▶ [The records]
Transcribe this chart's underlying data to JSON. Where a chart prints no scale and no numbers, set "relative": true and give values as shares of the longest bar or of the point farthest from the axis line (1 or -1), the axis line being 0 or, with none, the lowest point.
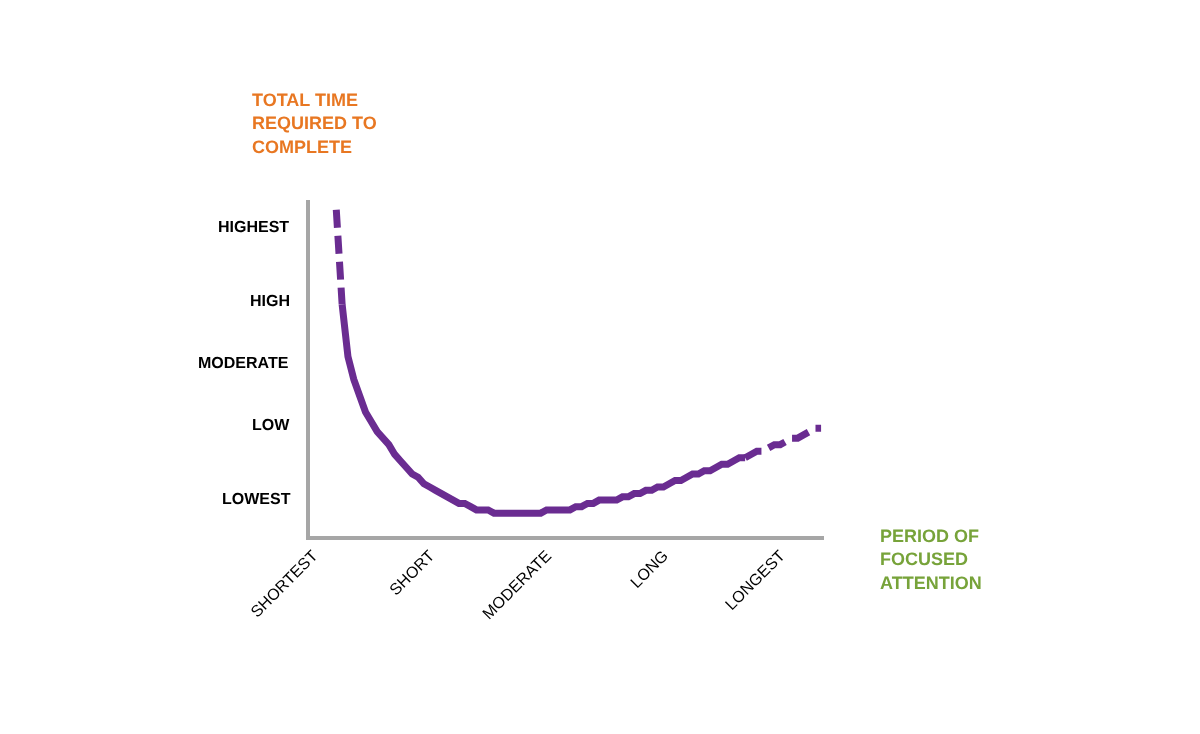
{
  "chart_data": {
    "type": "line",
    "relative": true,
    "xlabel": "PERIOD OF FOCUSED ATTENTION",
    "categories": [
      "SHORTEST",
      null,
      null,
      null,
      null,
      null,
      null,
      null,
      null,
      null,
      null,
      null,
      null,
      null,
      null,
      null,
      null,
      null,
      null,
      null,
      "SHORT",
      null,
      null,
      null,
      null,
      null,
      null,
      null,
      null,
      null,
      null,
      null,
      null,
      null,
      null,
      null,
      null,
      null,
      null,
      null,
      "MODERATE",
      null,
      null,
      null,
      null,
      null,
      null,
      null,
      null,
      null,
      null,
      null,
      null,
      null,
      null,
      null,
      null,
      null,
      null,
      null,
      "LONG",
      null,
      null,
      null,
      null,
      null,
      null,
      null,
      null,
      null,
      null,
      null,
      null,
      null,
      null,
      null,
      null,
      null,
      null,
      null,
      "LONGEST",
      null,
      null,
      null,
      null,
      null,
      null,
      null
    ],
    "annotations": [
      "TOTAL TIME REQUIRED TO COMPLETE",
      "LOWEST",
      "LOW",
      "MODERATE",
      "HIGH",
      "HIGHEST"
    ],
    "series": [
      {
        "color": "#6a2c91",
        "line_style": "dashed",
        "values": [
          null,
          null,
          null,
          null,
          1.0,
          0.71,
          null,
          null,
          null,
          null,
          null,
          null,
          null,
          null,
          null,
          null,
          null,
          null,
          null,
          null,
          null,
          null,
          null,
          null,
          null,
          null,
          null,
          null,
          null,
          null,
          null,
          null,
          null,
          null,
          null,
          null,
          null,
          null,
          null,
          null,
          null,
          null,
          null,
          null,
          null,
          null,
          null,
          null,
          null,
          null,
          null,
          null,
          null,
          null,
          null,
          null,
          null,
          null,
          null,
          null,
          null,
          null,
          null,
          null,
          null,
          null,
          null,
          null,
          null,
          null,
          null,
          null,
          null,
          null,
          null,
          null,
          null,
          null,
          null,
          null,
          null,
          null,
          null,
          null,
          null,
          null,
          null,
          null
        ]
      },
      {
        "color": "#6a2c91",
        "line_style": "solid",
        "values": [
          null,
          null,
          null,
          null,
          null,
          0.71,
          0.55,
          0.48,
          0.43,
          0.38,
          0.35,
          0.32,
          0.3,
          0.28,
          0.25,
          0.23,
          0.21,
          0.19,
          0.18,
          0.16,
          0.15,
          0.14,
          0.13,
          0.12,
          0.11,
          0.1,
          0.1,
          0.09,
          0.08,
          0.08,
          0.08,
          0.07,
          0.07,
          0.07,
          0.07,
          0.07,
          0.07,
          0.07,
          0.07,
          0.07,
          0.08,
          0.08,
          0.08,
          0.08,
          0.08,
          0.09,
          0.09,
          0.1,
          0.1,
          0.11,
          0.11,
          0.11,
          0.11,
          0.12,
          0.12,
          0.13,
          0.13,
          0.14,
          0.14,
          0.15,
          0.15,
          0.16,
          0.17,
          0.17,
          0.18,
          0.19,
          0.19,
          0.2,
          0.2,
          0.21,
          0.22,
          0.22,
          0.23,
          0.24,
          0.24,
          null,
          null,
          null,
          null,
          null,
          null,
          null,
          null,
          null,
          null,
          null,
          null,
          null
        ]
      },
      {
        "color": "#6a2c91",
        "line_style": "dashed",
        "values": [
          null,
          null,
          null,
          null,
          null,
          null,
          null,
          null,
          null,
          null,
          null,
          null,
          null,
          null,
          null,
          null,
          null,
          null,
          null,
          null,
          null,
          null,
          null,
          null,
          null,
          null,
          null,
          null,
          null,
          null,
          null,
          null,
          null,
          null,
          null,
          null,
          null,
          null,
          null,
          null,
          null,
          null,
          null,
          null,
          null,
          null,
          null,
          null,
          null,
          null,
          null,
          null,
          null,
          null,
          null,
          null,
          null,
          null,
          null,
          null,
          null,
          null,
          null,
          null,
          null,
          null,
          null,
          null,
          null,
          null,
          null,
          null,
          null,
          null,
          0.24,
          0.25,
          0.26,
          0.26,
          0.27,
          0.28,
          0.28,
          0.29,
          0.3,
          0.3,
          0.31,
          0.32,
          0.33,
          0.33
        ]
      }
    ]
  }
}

▶ [Request] Extract the full listing above verbatim; pictures are to be left out of the copy.

▶ [Solved problem]
Transcribe this chart's underlying data to JSON. Where a chart prints no scale and no numbers, set "relative": true and give values as shares of the longest bar or of the point farthest from the axis line (1 or -1), the axis line being 0 or, with none, the lowest point.
{
  "chart_data": {
    "type": "line",
    "relative": true,
    "xlabel": "PERIOD OF FOCUSED ATTENTION",
    "categories": [
      "SHORTEST",
      null,
      null,
      null,
      null,
      null,
      null,
      null,
      null,
      null,
      null,
      null,
      null,
      null,
      null,
      null,
      null,
      null,
      null,
      null,
      "SHORT",
      null,
      null,
      null,
      null,
      null,
      null,
      null,
      null,
      null,
      null,
      null,
      null,
      null,
      null,
      null,
      null,
      null,
      null,
      null,
      "MODERATE",
      null,
      null,
      null,
      null,
      null,
      null,
      null,
      null,
      null,
      null,
      null,
      null,
      null,
      null,
      null,
      null,
      null,
      null,
      null,
      "LONG",
      null,
      null,
      null,
      null,
      null,
      null,
      null,
      null,
      null,
      null,
      null,
      null,
      null,
      null,
      null,
      null,
      null,
      null,
      null,
      "LONGEST",
      null,
      null,
      null,
      null,
      null,
      null,
      null
    ],
    "annotations": [
      "TOTAL TIME REQUIRED TO COMPLETE",
      "LOWEST",
      "LOW",
      "MODERATE",
      "HIGH",
      "HIGHEST"
    ],
    "series": [
      {
        "color": "#6a2c91",
        "line_style": "dashed",
        "values": [
          null,
          null,
          null,
          null,
          1.0,
          0.71,
          null,
          null,
          null,
          null,
          null,
          null,
          null,
          null,
          null,
          null,
          null,
          null,
          null,
          null,
          null,
          null,
          null,
          null,
          null,
          null,
          null,
          null,
          null,
          null,
          null,
          null,
          null,
          null,
          null,
          null,
          null,
          null,
          null,
          null,
          null,
          null,
          null,
          null,
          null,
          null,
          null,
          null,
          null,
          null,
          null,
          null,
          null,
          null,
          null,
          null,
          null,
          null,
          null,
          null,
          null,
          null,
          null,
          null,
          null,
          null,
          null,
          null,
          null,
          null,
          null,
          null,
          null,
          null,
          null,
          null,
          null,
          null,
          null,
          null,
          null,
          null,
          null,
          null,
          null,
          null,
          null,
          null
        ]
      },
      {
        "color": "#6a2c91",
        "line_style": "solid",
        "values": [
          null,
          null,
          null,
          null,
          null,
          0.71,
          0.55,
          0.48,
          0.43,
          0.38,
          0.35,
          0.32,
          0.3,
          0.28,
          0.25,
          0.23,
          0.21,
          0.19,
          0.18,
          0.16,
          0.15,
          0.14,
          0.13,
          0.12,
          0.11,
          0.1,
          0.1,
          0.09,
          0.08,
          0.08,
          0.08,
          0.07,
          0.07,
          0.07,
          0.07,
          0.07,
          0.07,
          0.07,
          0.07,
          0.07,
          0.08,
          0.08,
          0.08,
          0.08,
          0.08,
          0.09,
          0.09,
          0.1,
          0.1,
          0.11,
          0.11,
          0.11,
          0.11,
          0.12,
          0.12,
          0.13,
          0.13,
          0.14,
          0.14,
          0.15,
          0.15,
          0.16,
          0.17,
          0.17,
          0.18,
          0.19,
          0.19,
          0.2,
          0.2,
          0.21,
          0.22,
          0.22,
          0.23,
          0.24,
          0.24,
          null,
          null,
          null,
          null,
          null,
          null,
          null,
          null,
          null,
          null,
          null,
          null,
          null
        ]
      },
      {
        "color": "#6a2c91",
        "line_style": "dashed",
        "values": [
          null,
          null,
          null,
          null,
          null,
          null,
          null,
          null,
          null,
          null,
          null,
          null,
          null,
          null,
          null,
          null,
          null,
          null,
          null,
          null,
          null,
          null,
          null,
          null,
          null,
          null,
          null,
          null,
          null,
          null,
          null,
          null,
          null,
          null,
          null,
          null,
          null,
          null,
          null,
          null,
          null,
          null,
          null,
          null,
          null,
          null,
          null,
          null,
          null,
          null,
          null,
          null,
          null,
          null,
          null,
          null,
          null,
          null,
          null,
          null,
          null,
          null,
          null,
          null,
          null,
          null,
          null,
          null,
          null,
          null,
          null,
          null,
          null,
          null,
          0.24,
          0.25,
          0.26,
          0.26,
          0.27,
          0.28,
          0.28,
          0.29,
          0.3,
          0.3,
          0.31,
          0.32,
          0.33,
          0.33
        ]
      }
    ]
  }
}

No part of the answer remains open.